* begin *
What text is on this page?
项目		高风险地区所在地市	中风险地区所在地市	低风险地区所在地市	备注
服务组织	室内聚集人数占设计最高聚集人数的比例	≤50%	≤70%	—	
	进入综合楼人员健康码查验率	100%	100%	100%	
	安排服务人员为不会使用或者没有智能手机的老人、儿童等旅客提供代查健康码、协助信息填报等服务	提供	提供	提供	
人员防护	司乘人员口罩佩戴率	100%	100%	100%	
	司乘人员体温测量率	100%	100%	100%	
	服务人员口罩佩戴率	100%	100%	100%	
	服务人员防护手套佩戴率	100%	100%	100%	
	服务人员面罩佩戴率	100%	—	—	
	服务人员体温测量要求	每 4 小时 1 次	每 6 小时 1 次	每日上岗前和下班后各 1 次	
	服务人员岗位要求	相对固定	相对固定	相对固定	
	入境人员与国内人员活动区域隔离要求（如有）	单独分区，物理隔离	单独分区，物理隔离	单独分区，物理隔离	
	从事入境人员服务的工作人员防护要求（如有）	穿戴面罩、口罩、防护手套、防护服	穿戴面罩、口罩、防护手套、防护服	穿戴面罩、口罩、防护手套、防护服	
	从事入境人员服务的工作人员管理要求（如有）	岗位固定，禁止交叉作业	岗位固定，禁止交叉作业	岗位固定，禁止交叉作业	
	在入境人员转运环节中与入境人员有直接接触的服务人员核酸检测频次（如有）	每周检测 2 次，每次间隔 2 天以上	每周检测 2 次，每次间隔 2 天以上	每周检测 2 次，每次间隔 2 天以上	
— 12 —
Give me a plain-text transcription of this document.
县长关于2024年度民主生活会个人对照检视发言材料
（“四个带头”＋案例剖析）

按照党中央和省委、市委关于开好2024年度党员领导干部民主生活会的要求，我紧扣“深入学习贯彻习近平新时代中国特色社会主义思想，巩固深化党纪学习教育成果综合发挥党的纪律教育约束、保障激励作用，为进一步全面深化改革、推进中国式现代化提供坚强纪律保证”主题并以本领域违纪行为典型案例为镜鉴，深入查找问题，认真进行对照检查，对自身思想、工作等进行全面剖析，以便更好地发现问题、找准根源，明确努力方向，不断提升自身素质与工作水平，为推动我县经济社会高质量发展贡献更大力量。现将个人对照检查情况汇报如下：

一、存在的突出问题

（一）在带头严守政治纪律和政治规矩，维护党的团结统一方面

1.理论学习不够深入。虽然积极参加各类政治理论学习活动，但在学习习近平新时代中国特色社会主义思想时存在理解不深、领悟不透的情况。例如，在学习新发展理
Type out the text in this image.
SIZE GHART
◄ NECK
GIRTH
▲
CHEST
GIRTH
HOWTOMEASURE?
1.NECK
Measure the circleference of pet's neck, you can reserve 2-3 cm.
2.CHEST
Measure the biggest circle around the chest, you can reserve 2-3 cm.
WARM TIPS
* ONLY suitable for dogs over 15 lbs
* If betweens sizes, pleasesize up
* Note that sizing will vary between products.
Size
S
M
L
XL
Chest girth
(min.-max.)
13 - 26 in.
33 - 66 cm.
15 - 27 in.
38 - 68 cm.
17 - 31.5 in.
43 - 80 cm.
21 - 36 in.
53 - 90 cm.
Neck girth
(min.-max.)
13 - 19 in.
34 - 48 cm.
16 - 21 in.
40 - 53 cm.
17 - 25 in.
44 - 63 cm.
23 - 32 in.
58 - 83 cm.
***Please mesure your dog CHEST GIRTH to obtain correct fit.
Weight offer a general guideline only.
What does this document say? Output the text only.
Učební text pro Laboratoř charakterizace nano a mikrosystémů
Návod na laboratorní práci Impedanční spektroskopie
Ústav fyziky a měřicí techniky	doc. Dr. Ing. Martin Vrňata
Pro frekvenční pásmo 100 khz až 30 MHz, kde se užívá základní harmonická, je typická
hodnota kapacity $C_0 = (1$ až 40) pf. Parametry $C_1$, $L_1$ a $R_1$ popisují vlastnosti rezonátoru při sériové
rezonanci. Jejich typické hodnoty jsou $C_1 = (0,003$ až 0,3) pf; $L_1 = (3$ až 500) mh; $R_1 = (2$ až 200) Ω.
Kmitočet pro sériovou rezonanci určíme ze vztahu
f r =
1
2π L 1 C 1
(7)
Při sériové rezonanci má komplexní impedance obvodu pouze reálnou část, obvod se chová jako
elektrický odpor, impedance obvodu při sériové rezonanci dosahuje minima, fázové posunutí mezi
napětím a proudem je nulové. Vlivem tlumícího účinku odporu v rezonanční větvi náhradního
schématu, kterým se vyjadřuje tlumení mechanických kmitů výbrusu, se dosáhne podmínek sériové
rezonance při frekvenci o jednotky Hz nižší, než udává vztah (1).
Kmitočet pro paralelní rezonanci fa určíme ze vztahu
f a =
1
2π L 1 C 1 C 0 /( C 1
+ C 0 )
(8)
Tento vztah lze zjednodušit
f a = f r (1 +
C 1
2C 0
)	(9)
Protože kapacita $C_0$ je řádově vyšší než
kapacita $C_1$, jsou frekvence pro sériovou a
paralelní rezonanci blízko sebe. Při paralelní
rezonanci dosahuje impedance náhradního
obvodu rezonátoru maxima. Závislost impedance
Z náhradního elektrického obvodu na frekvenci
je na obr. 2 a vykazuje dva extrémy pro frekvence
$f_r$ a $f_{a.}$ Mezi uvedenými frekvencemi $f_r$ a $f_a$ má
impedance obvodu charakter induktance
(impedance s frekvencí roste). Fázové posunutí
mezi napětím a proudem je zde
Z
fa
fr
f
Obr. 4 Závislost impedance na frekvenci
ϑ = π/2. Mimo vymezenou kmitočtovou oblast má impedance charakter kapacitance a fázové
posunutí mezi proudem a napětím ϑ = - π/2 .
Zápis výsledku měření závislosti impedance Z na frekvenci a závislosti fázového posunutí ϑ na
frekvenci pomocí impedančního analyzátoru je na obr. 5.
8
* end *
* [Problem description]: Please restate the whole listing word for word.

* [Full output]:
What text is on this page?
项目		高风险地区所在地市	中风险地区所在地市	低风险地区所在地市	备注
服务组织	室内聚集人数占设计最高聚集人数的比例	≤50%	≤70%	—	
	进入综合楼人员健康码查验率	100%	100%	100%	
	安排服务人员为不会使用或者没有智能手机的老人、儿童等旅客提供代查健康码、协助信息填报等服务	提供	提供	提供	
人员防护	司乘人员口罩佩戴率	100%	100%	100%	
	司乘人员体温测量率	100%	100%	100%	
	服务人员口罩佩戴率	100%	100%	100%	
	服务人员防护手套佩戴率	100%	100%	100%	
	服务人员面罩佩戴率	100%	—	—	
	服务人员体温测量要求	每 4 小时 1 次	每 6 小时 1 次	每日上岗前和下班后各 1 次	
	服务人员岗位要求	相对固定	相对固定	相对固定	
	入境人员与国内人员活动区域隔离要求（如有）	单独分区，物理隔离	单独分区，物理隔离	单独分区，物理隔离	
	从事入境人员服务的工作人员防护要求（如有）	穿戴面罩、口罩、防护手套、防护服	穿戴面罩、口罩、防护手套、防护服	穿戴面罩、口罩、防护手套、防护服	
	从事入境人员服务的工作人员管理要求（如有）	岗位固定，禁止交叉作业	岗位固定，禁止交叉作业	岗位固定，禁止交叉作业	
	在入境人员转运环节中与入境人员有直接接触的服务人员核酸检测频次（如有）	每周检测 2 次，每次间隔 2 天以上	每周检测 2 次，每次间隔 2 天以上	每周检测 2 次，每次间隔 2 天以上	
— 12 —
Give me a plain-text transcription of this document.
县长关于2024年度民主生活会个人对照检视发言材料
（“四个带头”＋案例剖析）

按照党中央和省委、市委关于开好2024年度党员领导干部民主生活会的要求，我紧扣“深入学习贯彻习近平新时代中国特色社会主义思想，巩固深化党纪学习教育成果综合发挥党的纪律教育约束、保障激励作用，为进一步全面深化改革、推进中国式现代化提供坚强纪律保证”主题并以本领域违纪行为典型案例为镜鉴，深入查找问题，认真进行对照检查，对自身思想、工作等进行全面剖析，以便更好地发现问题、找准根源，明确努力方向，不断提升自身素质与工作水平，为推动我县经济社会高质量发展贡献更大力量。现将个人对照检查情况汇报如下：

一、存在的突出问题

（一）在带头严守政治纪律和政治规矩，维护党的团结统一方面

1.理论学习不够深入。虽然积极参加各类政治理论学习活动，但在学习习近平新时代中国特色社会主义思想时存在理解不深、领悟不透的情况。例如，在学习新发展理
Type out the text in this image.
SIZE GHART
◄ NECK
GIRTH
▲
CHEST
GIRTH
HOWTOMEASURE?
1.NECK
Measure the circleference of pet's neck, you can reserve 2-3 cm.
2.CHEST
Measure the biggest circle around the chest, you can reserve 2-3 cm.
WARM TIPS
* ONLY suitable for dogs over 15 lbs
* If betweens sizes, pleasesize up
* Note that sizing will vary between products.
Size
S
M
L
XL
Chest girth
(min.-max.)
13 - 26 in.
33 - 66 cm.
15 - 27 in.
38 - 68 cm.
17 - 31.5 in.
43 - 80 cm.
21 - 36 in.
53 - 90 cm.
Neck girth
(min.-max.)
13 - 19 in.
34 - 48 cm.
16 - 21 in.
40 - 53 cm.
17 - 25 in.
44 - 63 cm.
23 - 32 in.
58 - 83 cm.
***Please mesure your dog CHEST GIRTH to obtain correct fit.
Weight offer a general guideline only.
What does this document say? Output the text only.
Učební text pro Laboratoř charakterizace nano a mikrosystémů
Návod na laboratorní práci Impedanční spektroskopie
Ústav fyziky a měřicí techniky	doc. Dr. Ing. Martin Vrňata
Pro frekvenční pásmo 100 khz až 30 MHz, kde se užívá základní harmonická, je typická
hodnota kapacity $C_0 = (1$ až 40) pf. Parametry $C_1$, $L_1$ a $R_1$ popisují vlastnosti rezonátoru při sériové
rezonanci. Jejich typické hodnoty jsou $C_1 = (0,003$ až 0,3) pf; $L_1 = (3$ až 500) mh; $R_1 = (2$ až 200) Ω.
Kmitočet pro sériovou rezonanci určíme ze vztahu
f r =
1
2π L 1 C 1
(7)
Při sériové rezonanci má komplexní impedance obvodu pouze reálnou část, obvod se chová jako
elektrický odpor, impedance obvodu při sériové rezonanci dosahuje minima, fázové posunutí mezi
napětím a proudem je nulové. Vlivem tlumícího účinku odporu v rezonanční větvi náhradního
schématu, kterým se vyjadřuje tlumení mechanických kmitů výbrusu, se dosáhne podmínek sériové
rezonance při frekvenci o jednotky Hz nižší, než udává vztah (1).
Kmitočet pro paralelní rezonanci fa určíme ze vztahu
f a =
1
2π L 1 C 1 C 0 /( C 1
+ C 0 )
(8)
Tento vztah lze zjednodušit
f a = f r (1 +
C 1
2C 0
)	(9)
Protože kapacita $C_0$ je řádově vyšší než
kapacita $C_1$, jsou frekvence pro sériovou a
paralelní rezonanci blízko sebe. Při paralelní
rezonanci dosahuje impedance náhradního
obvodu rezonátoru maxima. Závislost impedance
Z náhradního elektrického obvodu na frekvenci
je na obr. 2 a vykazuje dva extrémy pro frekvence
$f_r$ a $f_{a.}$ Mezi uvedenými frekvencemi $f_r$ a $f_a$ má
impedance obvodu charakter induktance
(impedance s frekvencí roste). Fázové posunutí
mezi napětím a proudem je zde
Z
fa
fr
f
Obr. 4 Závislost impedance na frekvenci
ϑ = π/2. Mimo vymezenou kmitočtovou oblast má impedance charakter kapacitance a fázové
posunutí mezi proudem a napětím ϑ = - π/2 .
Zápis výsledku měření závislosti impedance Z na frekvenci a závislosti fázového posunutí ϑ na
frekvenci pomocí impedančního analyzátoru je na obr. 5.
8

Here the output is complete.